Your goal ▸
Copy out each item, replacing "image" with "screenshot" and changing nothing else. Leave out the pictures.

[Layout annotation data]
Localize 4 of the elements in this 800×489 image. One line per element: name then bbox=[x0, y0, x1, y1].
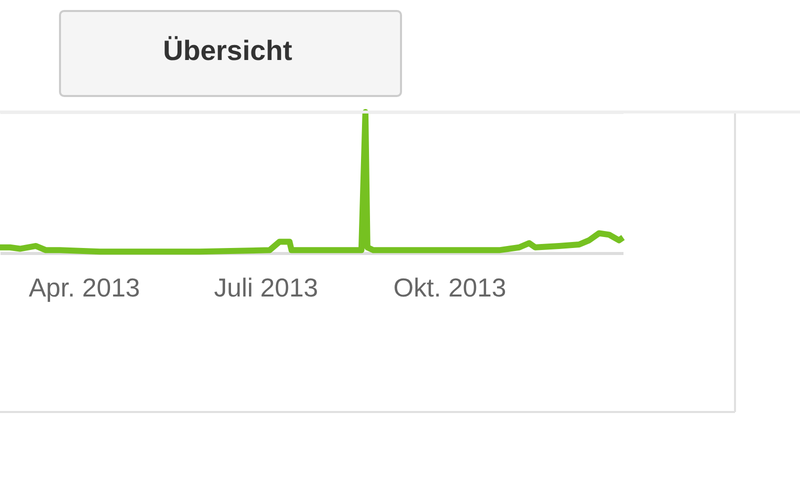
x-tick-label: Apr. 2013 bbox=[28, 272, 140, 302]
x-tick-label: Juli 2013 bbox=[214, 272, 318, 302]
x-tick-label: Okt. 2013 bbox=[393, 272, 506, 302]
text: Übersicht bbox=[163, 35, 292, 66]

Written answer ▸
Localize 4 of the elements in this 800×489 screenshot. One line per element: name then bbox=[x0, y0, x1, y1].
x-tick-label: Apr. 2013 bbox=[28, 272, 140, 302]
x-tick-label: Juli 2013 bbox=[214, 272, 318, 302]
x-tick-label: Okt. 2013 bbox=[393, 272, 506, 302]
text: Übersicht bbox=[163, 35, 292, 66]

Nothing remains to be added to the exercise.